-- Data shown start --

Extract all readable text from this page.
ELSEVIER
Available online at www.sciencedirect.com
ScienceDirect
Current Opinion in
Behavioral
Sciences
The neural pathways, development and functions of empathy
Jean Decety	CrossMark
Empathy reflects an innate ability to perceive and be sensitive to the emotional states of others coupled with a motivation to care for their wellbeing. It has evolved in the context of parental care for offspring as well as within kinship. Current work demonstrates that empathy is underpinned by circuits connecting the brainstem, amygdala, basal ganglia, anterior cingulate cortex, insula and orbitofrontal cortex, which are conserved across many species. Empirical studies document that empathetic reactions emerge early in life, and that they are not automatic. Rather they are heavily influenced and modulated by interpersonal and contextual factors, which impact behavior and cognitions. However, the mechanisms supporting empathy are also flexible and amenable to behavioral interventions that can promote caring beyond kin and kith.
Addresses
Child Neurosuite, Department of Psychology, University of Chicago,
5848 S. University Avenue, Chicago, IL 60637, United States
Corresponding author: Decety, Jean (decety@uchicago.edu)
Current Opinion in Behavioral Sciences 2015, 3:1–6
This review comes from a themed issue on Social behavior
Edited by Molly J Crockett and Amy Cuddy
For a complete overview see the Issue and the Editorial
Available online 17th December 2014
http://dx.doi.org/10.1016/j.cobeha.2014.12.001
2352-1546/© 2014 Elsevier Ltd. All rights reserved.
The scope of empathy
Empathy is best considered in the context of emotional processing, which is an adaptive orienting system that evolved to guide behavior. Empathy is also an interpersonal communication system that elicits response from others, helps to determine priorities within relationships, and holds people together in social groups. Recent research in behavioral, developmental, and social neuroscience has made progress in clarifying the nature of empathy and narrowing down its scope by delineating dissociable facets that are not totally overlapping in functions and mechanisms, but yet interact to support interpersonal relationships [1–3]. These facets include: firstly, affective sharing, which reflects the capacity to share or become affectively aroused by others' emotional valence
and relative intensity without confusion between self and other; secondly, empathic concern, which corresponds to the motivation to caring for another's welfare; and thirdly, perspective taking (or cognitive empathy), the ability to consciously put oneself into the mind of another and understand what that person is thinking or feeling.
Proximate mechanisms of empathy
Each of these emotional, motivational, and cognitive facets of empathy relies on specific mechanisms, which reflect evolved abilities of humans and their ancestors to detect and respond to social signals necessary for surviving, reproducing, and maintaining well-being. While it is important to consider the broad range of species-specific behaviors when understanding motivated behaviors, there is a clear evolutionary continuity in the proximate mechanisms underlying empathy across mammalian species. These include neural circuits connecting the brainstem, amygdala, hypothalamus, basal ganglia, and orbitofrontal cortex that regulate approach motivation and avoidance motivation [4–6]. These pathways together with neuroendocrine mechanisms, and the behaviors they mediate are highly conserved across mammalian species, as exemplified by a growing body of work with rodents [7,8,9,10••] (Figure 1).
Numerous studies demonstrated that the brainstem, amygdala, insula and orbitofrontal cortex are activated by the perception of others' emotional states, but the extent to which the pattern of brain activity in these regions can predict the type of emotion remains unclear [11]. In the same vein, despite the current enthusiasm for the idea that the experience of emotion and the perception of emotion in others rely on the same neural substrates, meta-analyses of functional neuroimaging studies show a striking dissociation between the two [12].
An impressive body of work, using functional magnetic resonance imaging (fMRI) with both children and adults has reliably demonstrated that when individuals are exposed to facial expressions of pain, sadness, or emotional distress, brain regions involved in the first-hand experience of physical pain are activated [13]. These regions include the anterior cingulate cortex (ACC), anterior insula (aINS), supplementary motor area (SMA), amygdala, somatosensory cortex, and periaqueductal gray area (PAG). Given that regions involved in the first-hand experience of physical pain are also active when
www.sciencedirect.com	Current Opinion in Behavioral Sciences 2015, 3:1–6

-- Data shown end --

Repeat every record exactly as written, please.

# [Task response]
Extract all readable text from this page.
ELSEVIER
Available online at www.sciencedirect.com
ScienceDirect
Current Opinion in
Behavioral
Sciences
The neural pathways, development and functions of empathy
Jean Decety	CrossMark
Empathy reflects an innate ability to perceive and be sensitive to the emotional states of others coupled with a motivation to care for their wellbeing. It has evolved in the context of parental care for offspring as well as within kinship. Current work demonstrates that empathy is underpinned by circuits connecting the brainstem, amygdala, basal ganglia, anterior cingulate cortex, insula and orbitofrontal cortex, which are conserved across many species. Empirical studies document that empathetic reactions emerge early in life, and that they are not automatic. Rather they are heavily influenced and modulated by interpersonal and contextual factors, which impact behavior and cognitions. However, the mechanisms supporting empathy are also flexible and amenable to behavioral interventions that can promote caring beyond kin and kith.
Addresses
Child Neurosuite, Department of Psychology, University of Chicago,
5848 S. University Avenue, Chicago, IL 60637, United States
Corresponding author: Decety, Jean (decety@uchicago.edu)
Current Opinion in Behavioral Sciences 2015, 3:1–6
This review comes from a themed issue on Social behavior
Edited by Molly J Crockett and Amy Cuddy
For a complete overview see the Issue and the Editorial
Available online 17th December 2014
http://dx.doi.org/10.1016/j.cobeha.2014.12.001
2352-1546/© 2014 Elsevier Ltd. All rights reserved.
The scope of empathy
Empathy is best considered in the context of emotional processing, which is an adaptive orienting system that evolved to guide behavior. Empathy is also an interpersonal communication system that elicits response from others, helps to determine priorities within relationships, and holds people together in social groups. Recent research in behavioral, developmental, and social neuroscience has made progress in clarifying the nature of empathy and narrowing down its scope by delineating dissociable facets that are not totally overlapping in functions and mechanisms, but yet interact to support interpersonal relationships [1–3]. These facets include: firstly, affective sharing, which reflects the capacity to share or become affectively aroused by others' emotional valence
and relative intensity without confusion between self and other; secondly, empathic concern, which corresponds to the motivation to caring for another's welfare; and thirdly, perspective taking (or cognitive empathy), the ability to consciously put oneself into the mind of another and understand what that person is thinking or feeling.
Proximate mechanisms of empathy
Each of these emotional, motivational, and cognitive facets of empathy relies on specific mechanisms, which reflect evolved abilities of humans and their ancestors to detect and respond to social signals necessary for surviving, reproducing, and maintaining well-being. While it is important to consider the broad range of species-specific behaviors when understanding motivated behaviors, there is a clear evolutionary continuity in the proximate mechanisms underlying empathy across mammalian species. These include neural circuits connecting the brainstem, amygdala, hypothalamus, basal ganglia, and orbitofrontal cortex that regulate approach motivation and avoidance motivation [4–6]. These pathways together with neuroendocrine mechanisms, and the behaviors they mediate are highly conserved across mammalian species, as exemplified by a growing body of work with rodents [7,8,9,10••] (Figure 1).
Numerous studies demonstrated that the brainstem, amygdala, insula and orbitofrontal cortex are activated by the perception of others' emotional states, but the extent to which the pattern of brain activity in these regions can predict the type of emotion remains unclear [11]. In the same vein, despite the current enthusiasm for the idea that the experience of emotion and the perception of emotion in others rely on the same neural substrates, meta-analyses of functional neuroimaging studies show a striking dissociation between the two [12].
An impressive body of work, using functional magnetic resonance imaging (fMRI) with both children and adults has reliably demonstrated that when individuals are exposed to facial expressions of pain, sadness, or emotional distress, brain regions involved in the first-hand experience of physical pain are activated [13]. These regions include the anterior cingulate cortex (ACC), anterior insula (aINS), supplementary motor area (SMA), amygdala, somatosensory cortex, and periaqueductal gray area (PAG). Given that regions involved in the first-hand experience of physical pain are also active when
www.sciencedirect.com	Current Opinion in Behavioral Sciences 2015, 3:1–6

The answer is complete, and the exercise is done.